## Request:
Count how many lines of the data below contain the string "values"; the reply should be that number alone.

+ + +

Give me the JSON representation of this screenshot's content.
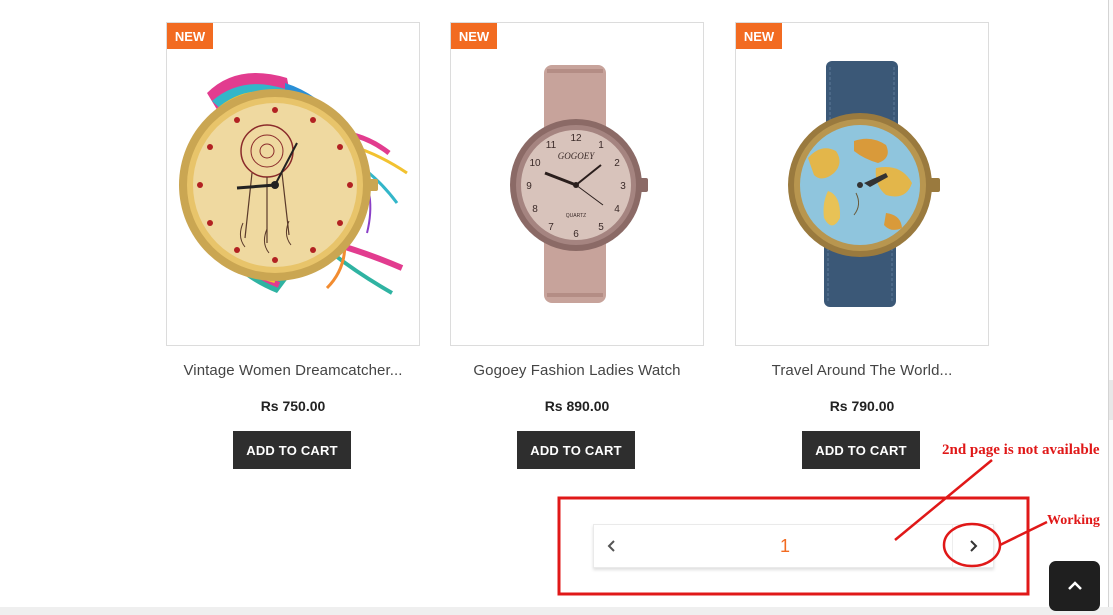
{
  "products": [
    {
      "badge": "NEW",
      "name": "Vintage Women Dreamcatcher...",
      "price": "Rs 750.00",
      "add_to_cart_label": "ADD TO CART",
      "image_alt": "dreamcatcher-watch"
    },
    {
      "badge": "NEW",
      "name": "Gogoey Fashion Ladies Watch",
      "price": "Rs 890.00",
      "add_to_cart_label": "ADD TO CART",
      "image_alt": "gogoey-watch",
      "dial_brand": "GOGOEY",
      "dial_sub": "QUARTZ"
    },
    {
      "badge": "NEW",
      "name": "Travel Around The World...",
      "price": "Rs 790.00",
      "add_to_cart_label": "ADD TO CART",
      "image_alt": "world-map-watch"
    }
  ],
  "pagination": {
    "prev_icon": "chevron-left-icon",
    "current_page": "1",
    "next_icon": "chevron-right-icon"
  },
  "annotations": {
    "not_available": "2nd page is not available",
    "working": "Working",
    "color": "#e01818"
  },
  "back_to_top": {
    "icon": "chevron-up-icon"
  },
  "colors": {
    "accent": "#f26b21",
    "button_dark": "#2e2e2e",
    "annotation": "#e01818"
  }
}
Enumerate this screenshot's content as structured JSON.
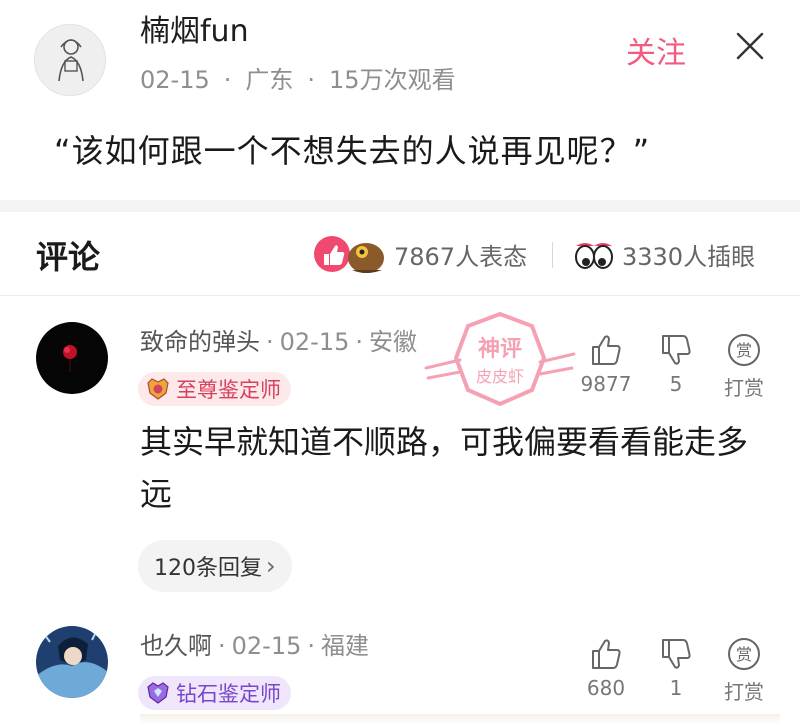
{
  "post": {
    "author_name": "楠烟fun",
    "date": "02-15",
    "location": "广东",
    "views": "15万次观看",
    "follow_label": "关注",
    "title": "“该如何跟一个不想失去的人说再见呢？”"
  },
  "comments_header": {
    "title": "评论",
    "reactions_count": "7867人表态",
    "eyes_count": "3330人插眼"
  },
  "comments": [
    {
      "username": "致命的弹头",
      "date": "02-15",
      "location": "安徽",
      "badge": "至尊鉴定师",
      "text": "其实早就知道不顺路，可我偏要看看能走多远",
      "likes": "9877",
      "dislikes": "5",
      "tip_label": "打赏",
      "tip_icon_char": "赏",
      "replies_label": "120条回复"
    },
    {
      "username": "也久啊",
      "date": "02-15",
      "location": "福建",
      "badge": "钻石鉴定师",
      "likes": "680",
      "dislikes": "1",
      "tip_label": "打赏",
      "tip_icon_char": "赏"
    }
  ],
  "stamp": {
    "top_text": "神评",
    "bottom_text": "皮皮虾"
  },
  "colors": {
    "accent_pink": "#f25a80",
    "gold_badge_text": "#d5425d",
    "diamond_badge_text": "#7a46c9",
    "muted_text": "#8e8e8e"
  },
  "icons": {
    "close": "close-icon",
    "like": "thumbs-up-icon",
    "dislike": "thumbs-down-icon",
    "tip": "tip-coin-icon",
    "reactions": "reaction-emoji-icon",
    "eyes": "eyes-emoji-icon"
  }
}
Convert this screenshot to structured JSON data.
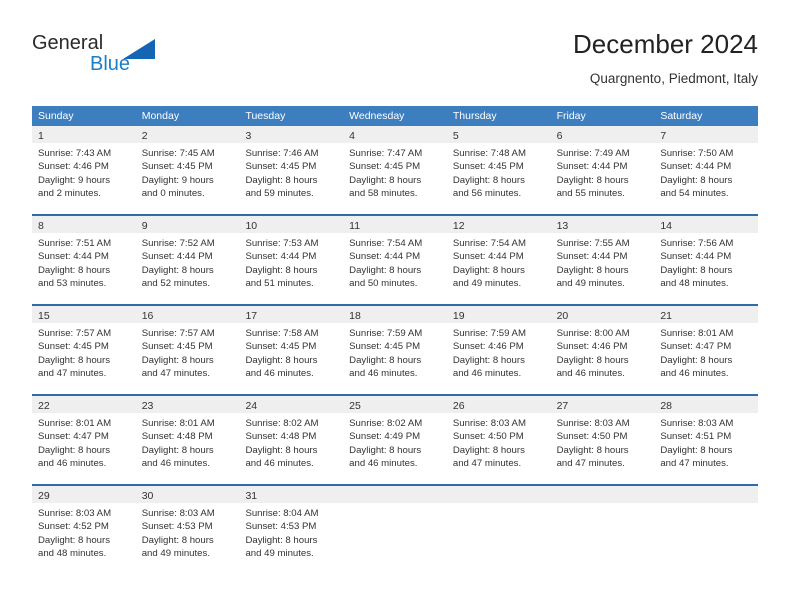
{
  "brand": {
    "name_part1": "General",
    "name_part2": "Blue",
    "triangle_color": "#1565b5",
    "blue_color": "#1a7ec8"
  },
  "header": {
    "title": "December 2024",
    "subtitle": "Quargnento, Piedmont, Italy"
  },
  "theme": {
    "header_blue": "#3d7ebf",
    "row_border_blue": "#2f6cac",
    "daynum_band": "#efefef",
    "text": "#333333"
  },
  "weekdays": [
    "Sunday",
    "Monday",
    "Tuesday",
    "Wednesday",
    "Thursday",
    "Friday",
    "Saturday"
  ],
  "weeks": [
    [
      {
        "day": "1",
        "sunrise": "Sunrise: 7:43 AM",
        "sunset": "Sunset: 4:46 PM",
        "daylight1": "Daylight: 9 hours",
        "daylight2": "and 2 minutes."
      },
      {
        "day": "2",
        "sunrise": "Sunrise: 7:45 AM",
        "sunset": "Sunset: 4:45 PM",
        "daylight1": "Daylight: 9 hours",
        "daylight2": "and 0 minutes."
      },
      {
        "day": "3",
        "sunrise": "Sunrise: 7:46 AM",
        "sunset": "Sunset: 4:45 PM",
        "daylight1": "Daylight: 8 hours",
        "daylight2": "and 59 minutes."
      },
      {
        "day": "4",
        "sunrise": "Sunrise: 7:47 AM",
        "sunset": "Sunset: 4:45 PM",
        "daylight1": "Daylight: 8 hours",
        "daylight2": "and 58 minutes."
      },
      {
        "day": "5",
        "sunrise": "Sunrise: 7:48 AM",
        "sunset": "Sunset: 4:45 PM",
        "daylight1": "Daylight: 8 hours",
        "daylight2": "and 56 minutes."
      },
      {
        "day": "6",
        "sunrise": "Sunrise: 7:49 AM",
        "sunset": "Sunset: 4:44 PM",
        "daylight1": "Daylight: 8 hours",
        "daylight2": "and 55 minutes."
      },
      {
        "day": "7",
        "sunrise": "Sunrise: 7:50 AM",
        "sunset": "Sunset: 4:44 PM",
        "daylight1": "Daylight: 8 hours",
        "daylight2": "and 54 minutes."
      }
    ],
    [
      {
        "day": "8",
        "sunrise": "Sunrise: 7:51 AM",
        "sunset": "Sunset: 4:44 PM",
        "daylight1": "Daylight: 8 hours",
        "daylight2": "and 53 minutes."
      },
      {
        "day": "9",
        "sunrise": "Sunrise: 7:52 AM",
        "sunset": "Sunset: 4:44 PM",
        "daylight1": "Daylight: 8 hours",
        "daylight2": "and 52 minutes."
      },
      {
        "day": "10",
        "sunrise": "Sunrise: 7:53 AM",
        "sunset": "Sunset: 4:44 PM",
        "daylight1": "Daylight: 8 hours",
        "daylight2": "and 51 minutes."
      },
      {
        "day": "11",
        "sunrise": "Sunrise: 7:54 AM",
        "sunset": "Sunset: 4:44 PM",
        "daylight1": "Daylight: 8 hours",
        "daylight2": "and 50 minutes."
      },
      {
        "day": "12",
        "sunrise": "Sunrise: 7:54 AM",
        "sunset": "Sunset: 4:44 PM",
        "daylight1": "Daylight: 8 hours",
        "daylight2": "and 49 minutes."
      },
      {
        "day": "13",
        "sunrise": "Sunrise: 7:55 AM",
        "sunset": "Sunset: 4:44 PM",
        "daylight1": "Daylight: 8 hours",
        "daylight2": "and 49 minutes."
      },
      {
        "day": "14",
        "sunrise": "Sunrise: 7:56 AM",
        "sunset": "Sunset: 4:44 PM",
        "daylight1": "Daylight: 8 hours",
        "daylight2": "and 48 minutes."
      }
    ],
    [
      {
        "day": "15",
        "sunrise": "Sunrise: 7:57 AM",
        "sunset": "Sunset: 4:45 PM",
        "daylight1": "Daylight: 8 hours",
        "daylight2": "and 47 minutes."
      },
      {
        "day": "16",
        "sunrise": "Sunrise: 7:57 AM",
        "sunset": "Sunset: 4:45 PM",
        "daylight1": "Daylight: 8 hours",
        "daylight2": "and 47 minutes."
      },
      {
        "day": "17",
        "sunrise": "Sunrise: 7:58 AM",
        "sunset": "Sunset: 4:45 PM",
        "daylight1": "Daylight: 8 hours",
        "daylight2": "and 46 minutes."
      },
      {
        "day": "18",
        "sunrise": "Sunrise: 7:59 AM",
        "sunset": "Sunset: 4:45 PM",
        "daylight1": "Daylight: 8 hours",
        "daylight2": "and 46 minutes."
      },
      {
        "day": "19",
        "sunrise": "Sunrise: 7:59 AM",
        "sunset": "Sunset: 4:46 PM",
        "daylight1": "Daylight: 8 hours",
        "daylight2": "and 46 minutes."
      },
      {
        "day": "20",
        "sunrise": "Sunrise: 8:00 AM",
        "sunset": "Sunset: 4:46 PM",
        "daylight1": "Daylight: 8 hours",
        "daylight2": "and 46 minutes."
      },
      {
        "day": "21",
        "sunrise": "Sunrise: 8:01 AM",
        "sunset": "Sunset: 4:47 PM",
        "daylight1": "Daylight: 8 hours",
        "daylight2": "and 46 minutes."
      }
    ],
    [
      {
        "day": "22",
        "sunrise": "Sunrise: 8:01 AM",
        "sunset": "Sunset: 4:47 PM",
        "daylight1": "Daylight: 8 hours",
        "daylight2": "and 46 minutes."
      },
      {
        "day": "23",
        "sunrise": "Sunrise: 8:01 AM",
        "sunset": "Sunset: 4:48 PM",
        "daylight1": "Daylight: 8 hours",
        "daylight2": "and 46 minutes."
      },
      {
        "day": "24",
        "sunrise": "Sunrise: 8:02 AM",
        "sunset": "Sunset: 4:48 PM",
        "daylight1": "Daylight: 8 hours",
        "daylight2": "and 46 minutes."
      },
      {
        "day": "25",
        "sunrise": "Sunrise: 8:02 AM",
        "sunset": "Sunset: 4:49 PM",
        "daylight1": "Daylight: 8 hours",
        "daylight2": "and 46 minutes."
      },
      {
        "day": "26",
        "sunrise": "Sunrise: 8:03 AM",
        "sunset": "Sunset: 4:50 PM",
        "daylight1": "Daylight: 8 hours",
        "daylight2": "and 47 minutes."
      },
      {
        "day": "27",
        "sunrise": "Sunrise: 8:03 AM",
        "sunset": "Sunset: 4:50 PM",
        "daylight1": "Daylight: 8 hours",
        "daylight2": "and 47 minutes."
      },
      {
        "day": "28",
        "sunrise": "Sunrise: 8:03 AM",
        "sunset": "Sunset: 4:51 PM",
        "daylight1": "Daylight: 8 hours",
        "daylight2": "and 47 minutes."
      }
    ],
    [
      {
        "day": "29",
        "sunrise": "Sunrise: 8:03 AM",
        "sunset": "Sunset: 4:52 PM",
        "daylight1": "Daylight: 8 hours",
        "daylight2": "and 48 minutes."
      },
      {
        "day": "30",
        "sunrise": "Sunrise: 8:03 AM",
        "sunset": "Sunset: 4:53 PM",
        "daylight1": "Daylight: 8 hours",
        "daylight2": "and 49 minutes."
      },
      {
        "day": "31",
        "sunrise": "Sunrise: 8:04 AM",
        "sunset": "Sunset: 4:53 PM",
        "daylight1": "Daylight: 8 hours",
        "daylight2": "and 49 minutes."
      },
      {
        "day": "",
        "sunrise": "",
        "sunset": "",
        "daylight1": "",
        "daylight2": ""
      },
      {
        "day": "",
        "sunrise": "",
        "sunset": "",
        "daylight1": "",
        "daylight2": ""
      },
      {
        "day": "",
        "sunrise": "",
        "sunset": "",
        "daylight1": "",
        "daylight2": ""
      },
      {
        "day": "",
        "sunrise": "",
        "sunset": "",
        "daylight1": "",
        "daylight2": ""
      }
    ]
  ]
}
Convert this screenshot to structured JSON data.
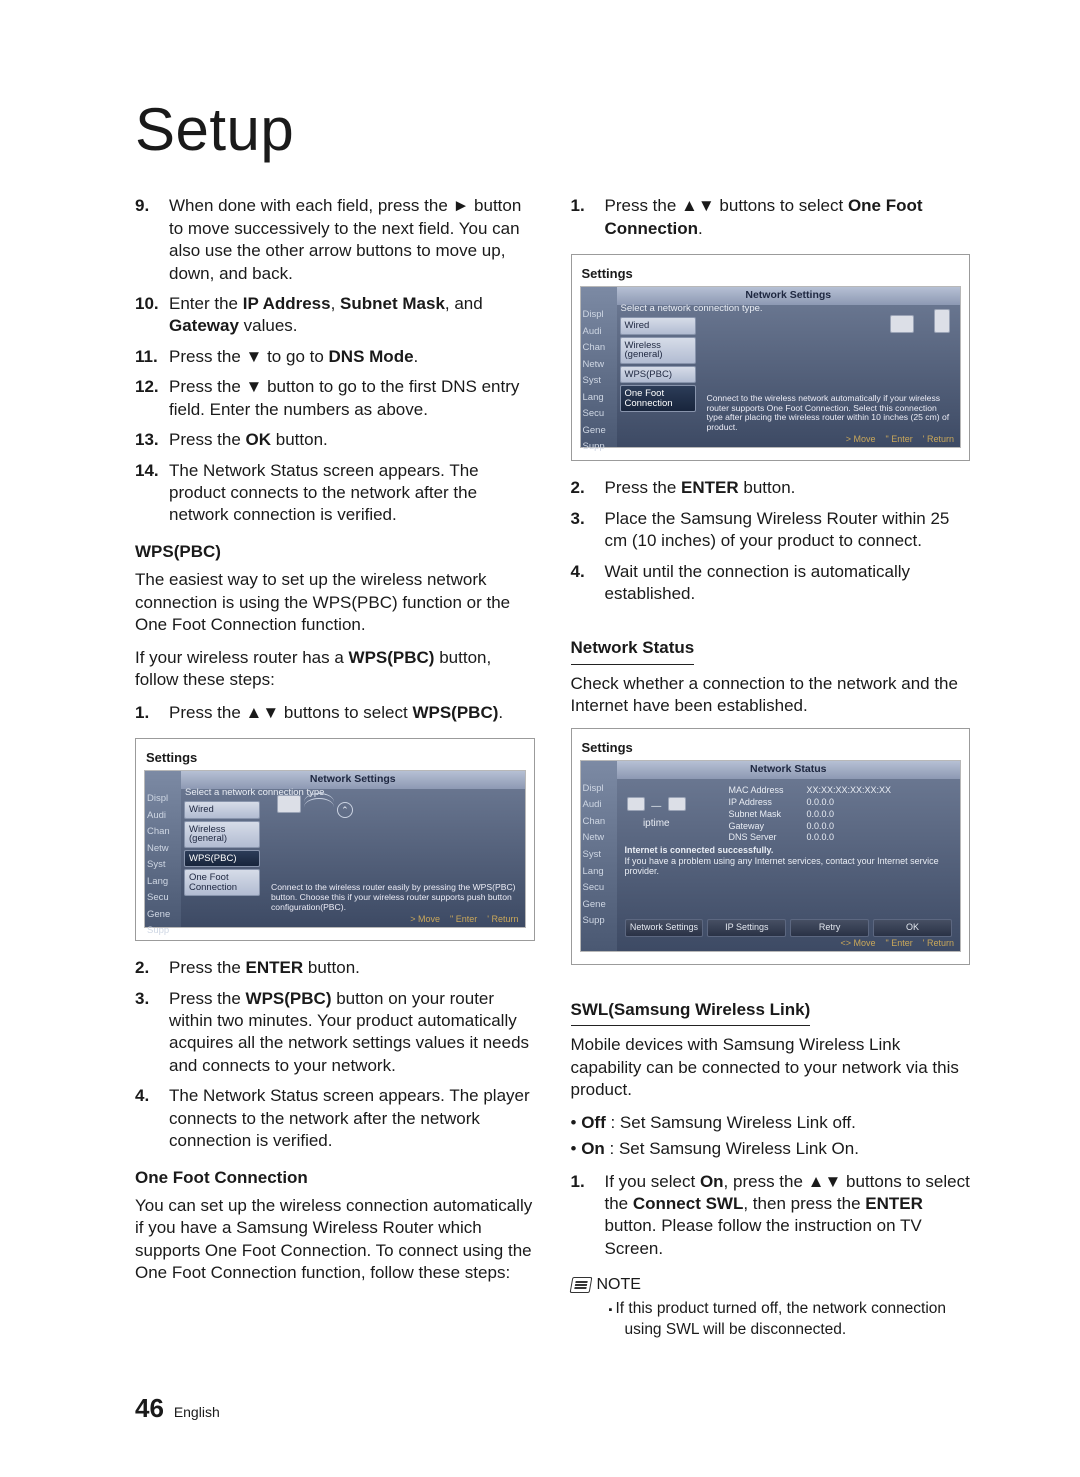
{
  "title": "Setup",
  "left": {
    "steps1": [
      {
        "n": "9.",
        "html": "When done with each field, press the ► button to move successively to the next field. You can also use the other arrow buttons to move up, down, and back."
      },
      {
        "n": "10.",
        "html": "Enter the <b>IP Address</b>, <b>Subnet Mask</b>, and <b>Gateway</b> values."
      },
      {
        "n": "11.",
        "html": "Press the ▼ to go to <b>DNS Mode</b>."
      },
      {
        "n": "12.",
        "html": "Press the ▼ button to go to the first DNS entry field. Enter the numbers as above."
      },
      {
        "n": "13.",
        "html": "Press the <b>OK</b> button."
      },
      {
        "n": "14.",
        "html": "The Network Status screen appears. The product connects to the network after the network connection is verified."
      }
    ],
    "wps_h": "WPS(PBC)",
    "wps_p1": "The easiest way to set up the wireless network connection is using the WPS(PBC) function or the One Foot Connection function.",
    "wps_p2": "If your wireless router has a <b>WPS(PBC)</b> button, follow these steps:",
    "wps_steps_pre": [
      {
        "n": "1.",
        "html": "Press the ▲▼ buttons to select <b>WPS(PBC)</b>."
      }
    ],
    "osd1": {
      "title": "Settings",
      "subtitle": "Network Settings",
      "prompt": "Select a network connection type.",
      "sidebar": [
        "Displ",
        "Audi",
        "Chan",
        "Netw",
        "Syst",
        "Lang",
        "Secu",
        "Gene",
        "Supp"
      ],
      "menu": [
        {
          "label": "Wired",
          "hl": false
        },
        {
          "label": "Wireless (general)",
          "hl": false
        },
        {
          "label": "WPS(PBC)",
          "hl": true
        },
        {
          "label": "One Foot Connection",
          "hl": false
        }
      ],
      "help": "Connect to the wireless router easily by pressing the WPS(PBC) button. Choose this if your wireless router supports push button configuration(PBC).",
      "footer": [
        "> Move",
        "\" Enter",
        "' Return"
      ]
    },
    "wps_steps_post": [
      {
        "n": "2.",
        "html": "Press the <b>ENTER</b> button."
      },
      {
        "n": "3.",
        "html": "Press the <b>WPS(PBC)</b> button on your router within two minutes. Your product automatically acquires all the network settings values it needs and connects to your network."
      },
      {
        "n": "4.",
        "html": "The Network Status screen appears. The player connects to the network after the network connection is verified."
      }
    ],
    "ofc_h": "One Foot Connection",
    "ofc_p": "You can set up the wireless connection automatically if you have a Samsung Wireless Router which supports One Foot Connection. To connect using the One Foot Connection function, follow these steps:"
  },
  "right": {
    "steps1": [
      {
        "n": "1.",
        "html": "Press the ▲▼ buttons to select <b>One Foot Connection</b>."
      }
    ],
    "osd2": {
      "title": "Settings",
      "subtitle": "Network Settings",
      "prompt": "Select a network connection type.",
      "sidebar": [
        "Displ",
        "Audi",
        "Chan",
        "Netw",
        "Syst",
        "Lang",
        "Secu",
        "Gene",
        "Supp"
      ],
      "menu": [
        {
          "label": "Wired",
          "hl": false
        },
        {
          "label": "Wireless (general)",
          "hl": false
        },
        {
          "label": "WPS(PBC)",
          "hl": false
        },
        {
          "label": "One Foot Connection",
          "hl": true
        }
      ],
      "help": "Connect to the wireless network automatically if your wireless router supports One Foot Connection. Select this connection type after placing the wireless router within 10 inches (25 cm) of product.",
      "footer": [
        "> Move",
        "\" Enter",
        "' Return"
      ]
    },
    "steps2": [
      {
        "n": "2.",
        "html": "Press the <b>ENTER</b> button."
      },
      {
        "n": "3.",
        "html": "Place the Samsung Wireless Router within 25 cm (10 inches) of your product to connect."
      },
      {
        "n": "4.",
        "html": "Wait until the connection is automatically established."
      }
    ],
    "ns_h": "Network Status",
    "ns_p": "Check whether a connection to the network and the Internet have been established.",
    "osd3": {
      "title": "Settings",
      "subtitle": "Network Status",
      "sidebar": [
        "Displ",
        "Audi",
        "Chan",
        "Netw",
        "Syst",
        "Lang",
        "Secu",
        "Gene",
        "Supp"
      ],
      "ap": "iptime",
      "rows": [
        {
          "k": "MAC Address",
          "v": "XX:XX:XX:XX:XX:XX"
        },
        {
          "k": "IP Address",
          "v": "0.0.0.0"
        },
        {
          "k": "Subnet Mask",
          "v": "0.0.0.0"
        },
        {
          "k": "Gateway",
          "v": "0.0.0.0"
        },
        {
          "k": "DNS Server",
          "v": "0.0.0.0"
        }
      ],
      "msg1": "Internet is connected successfully.",
      "msg2": "If you have a problem using any Internet services, contact your Internet service provider.",
      "buttons": [
        "Network Settings",
        "IP Settings",
        "Retry",
        "OK"
      ],
      "footer": [
        "<> Move",
        "\" Enter",
        "' Return"
      ]
    },
    "swl_h": "SWL(Samsung Wireless Link)",
    "swl_p": "Mobile devices with Samsung Wireless Link capability can be connected to your network via this product.",
    "swl_bullets": [
      "<b>Off</b> : Set Samsung Wireless Link off.",
      "<b>On</b> : Set Samsung Wireless Link On."
    ],
    "swl_steps": [
      {
        "n": "1.",
        "html": "If you select <b>On</b>, press the ▲▼ buttons to select the <b>Connect SWL</b>, then press the <b>ENTER</b> button. Please follow the instruction on TV Screen."
      }
    ],
    "note_label": "NOTE",
    "notes": [
      "If this product turned off, the network connection using SWL will be disconnected."
    ]
  },
  "pagefoot": {
    "num": "46",
    "lang": "English"
  }
}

+ + +

## Worked solution:
2